## Short problem
Reproduce the full listing below unchanged, apart from the pictures.

## Input
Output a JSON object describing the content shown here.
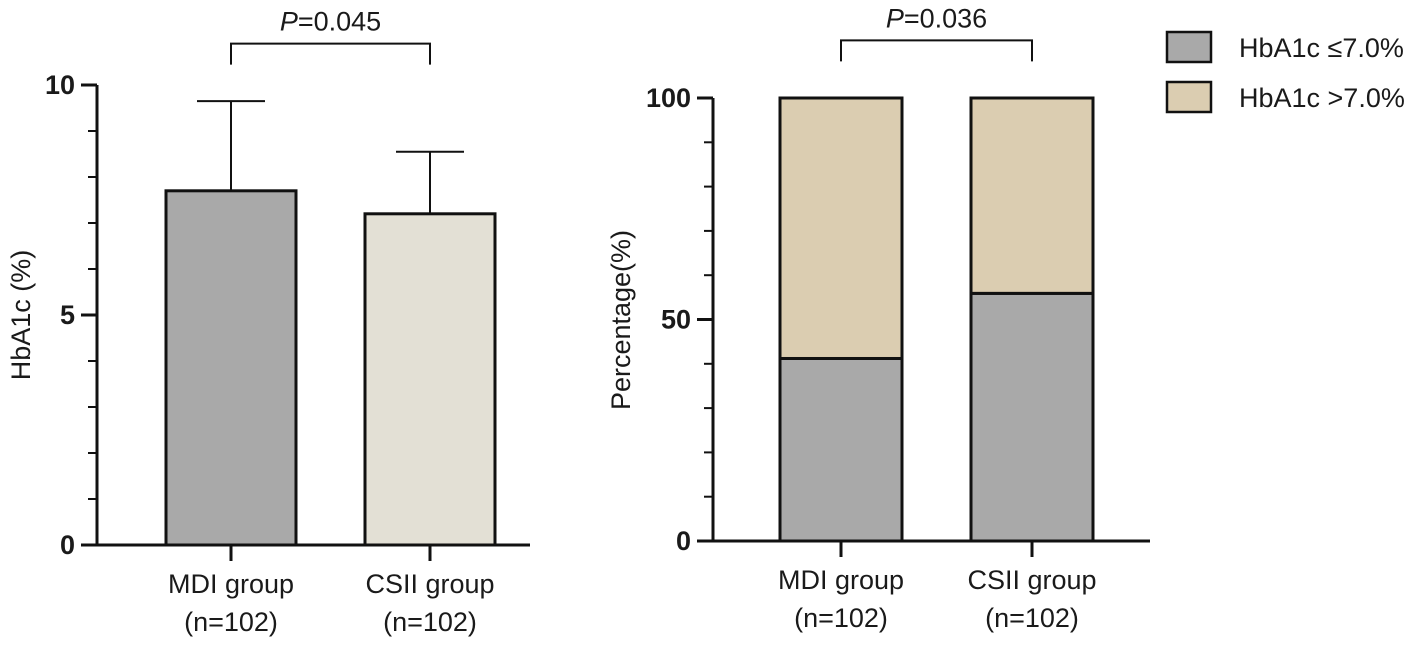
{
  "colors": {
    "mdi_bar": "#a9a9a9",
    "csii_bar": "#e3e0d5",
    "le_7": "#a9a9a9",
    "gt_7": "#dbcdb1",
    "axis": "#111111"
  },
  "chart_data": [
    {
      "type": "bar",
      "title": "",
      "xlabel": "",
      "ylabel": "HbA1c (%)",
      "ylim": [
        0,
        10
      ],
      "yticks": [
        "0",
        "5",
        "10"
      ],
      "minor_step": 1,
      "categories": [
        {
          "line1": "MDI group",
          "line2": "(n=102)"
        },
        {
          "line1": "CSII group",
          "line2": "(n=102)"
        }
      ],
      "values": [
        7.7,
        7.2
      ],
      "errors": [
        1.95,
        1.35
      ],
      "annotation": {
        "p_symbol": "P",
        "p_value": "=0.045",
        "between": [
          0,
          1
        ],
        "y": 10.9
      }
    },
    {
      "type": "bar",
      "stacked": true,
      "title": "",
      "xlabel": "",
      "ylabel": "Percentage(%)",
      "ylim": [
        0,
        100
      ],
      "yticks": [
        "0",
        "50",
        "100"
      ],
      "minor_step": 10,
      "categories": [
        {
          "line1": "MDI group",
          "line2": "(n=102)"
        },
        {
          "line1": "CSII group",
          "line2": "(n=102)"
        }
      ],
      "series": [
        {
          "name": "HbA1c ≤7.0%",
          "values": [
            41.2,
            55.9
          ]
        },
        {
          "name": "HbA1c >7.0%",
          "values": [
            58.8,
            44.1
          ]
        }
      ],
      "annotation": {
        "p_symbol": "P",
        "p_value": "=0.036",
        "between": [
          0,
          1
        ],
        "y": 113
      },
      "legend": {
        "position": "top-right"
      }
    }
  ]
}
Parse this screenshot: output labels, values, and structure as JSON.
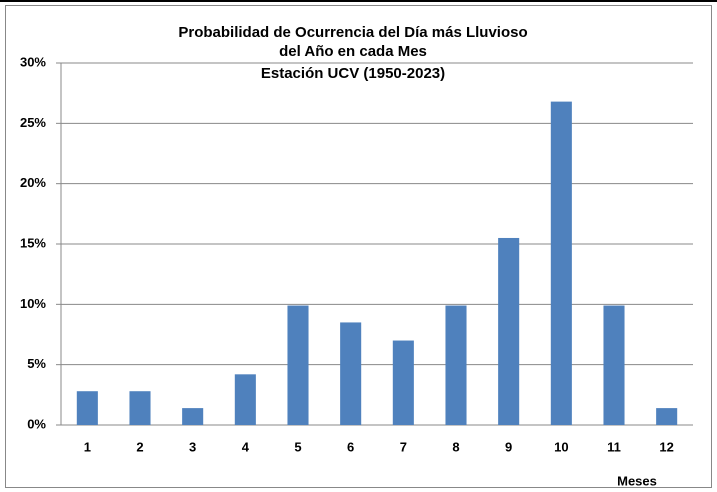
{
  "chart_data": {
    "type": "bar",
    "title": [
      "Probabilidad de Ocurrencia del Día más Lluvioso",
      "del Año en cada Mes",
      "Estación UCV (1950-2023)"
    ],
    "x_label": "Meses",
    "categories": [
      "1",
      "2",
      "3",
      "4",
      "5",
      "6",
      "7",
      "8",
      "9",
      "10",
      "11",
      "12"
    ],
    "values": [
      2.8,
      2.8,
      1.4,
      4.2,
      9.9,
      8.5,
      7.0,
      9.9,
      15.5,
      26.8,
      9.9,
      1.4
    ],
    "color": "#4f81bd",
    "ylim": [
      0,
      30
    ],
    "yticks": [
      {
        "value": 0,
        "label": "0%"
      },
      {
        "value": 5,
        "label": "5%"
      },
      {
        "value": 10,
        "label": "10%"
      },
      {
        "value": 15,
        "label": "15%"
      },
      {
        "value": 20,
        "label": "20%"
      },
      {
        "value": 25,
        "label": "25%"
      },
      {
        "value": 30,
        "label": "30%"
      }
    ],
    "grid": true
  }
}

## Task answer
Output a JSON object describing the content shown here.
{
  "colors": {
    "mdi_bar": "#a9a9a9",
    "csii_bar": "#e3e0d5",
    "le_7": "#a9a9a9",
    "gt_7": "#dbcdb1",
    "axis": "#111111"
  },
  "chart_data": [
    {
      "type": "bar",
      "title": "",
      "xlabel": "",
      "ylabel": "HbA1c (%)",
      "ylim": [
        0,
        10
      ],
      "yticks": [
        "0",
        "5",
        "10"
      ],
      "minor_step": 1,
      "categories": [
        {
          "line1": "MDI group",
          "line2": "(n=102)"
        },
        {
          "line1": "CSII group",
          "line2": "(n=102)"
        }
      ],
      "values": [
        7.7,
        7.2
      ],
      "errors": [
        1.95,
        1.35
      ],
      "annotation": {
        "p_symbol": "P",
        "p_value": "=0.045",
        "between": [
          0,
          1
        ],
        "y": 10.9
      }
    },
    {
      "type": "bar",
      "stacked": true,
      "title": "",
      "xlabel": "",
      "ylabel": "Percentage(%)",
      "ylim": [
        0,
        100
      ],
      "yticks": [
        "0",
        "50",
        "100"
      ],
      "minor_step": 10,
      "categories": [
        {
          "line1": "MDI group",
          "line2": "(n=102)"
        },
        {
          "line1": "CSII group",
          "line2": "(n=102)"
        }
      ],
      "series": [
        {
          "name": "HbA1c ≤7.0%",
          "values": [
            41.2,
            55.9
          ]
        },
        {
          "name": "HbA1c >7.0%",
          "values": [
            58.8,
            44.1
          ]
        }
      ],
      "annotation": {
        "p_symbol": "P",
        "p_value": "=0.036",
        "between": [
          0,
          1
        ],
        "y": 113
      },
      "legend": {
        "position": "top-right"
      }
    }
  ]
}
Parse this screenshot: output labels, values, and structure as JSON.
{
  "chart_data": {
    "type": "bar",
    "title": [
      "Probabilidad de Ocurrencia del Día más Lluvioso",
      "del Año en cada Mes",
      "Estación UCV (1950-2023)"
    ],
    "x_label": "Meses",
    "categories": [
      "1",
      "2",
      "3",
      "4",
      "5",
      "6",
      "7",
      "8",
      "9",
      "10",
      "11",
      "12"
    ],
    "values": [
      2.8,
      2.8,
      1.4,
      4.2,
      9.9,
      8.5,
      7.0,
      9.9,
      15.5,
      26.8,
      9.9,
      1.4
    ],
    "color": "#4f81bd",
    "ylim": [
      0,
      30
    ],
    "yticks": [
      {
        "value": 0,
        "label": "0%"
      },
      {
        "value": 5,
        "label": "5%"
      },
      {
        "value": 10,
        "label": "10%"
      },
      {
        "value": 15,
        "label": "15%"
      },
      {
        "value": 20,
        "label": "20%"
      },
      {
        "value": 25,
        "label": "25%"
      },
      {
        "value": 30,
        "label": "30%"
      }
    ],
    "grid": true
  }
}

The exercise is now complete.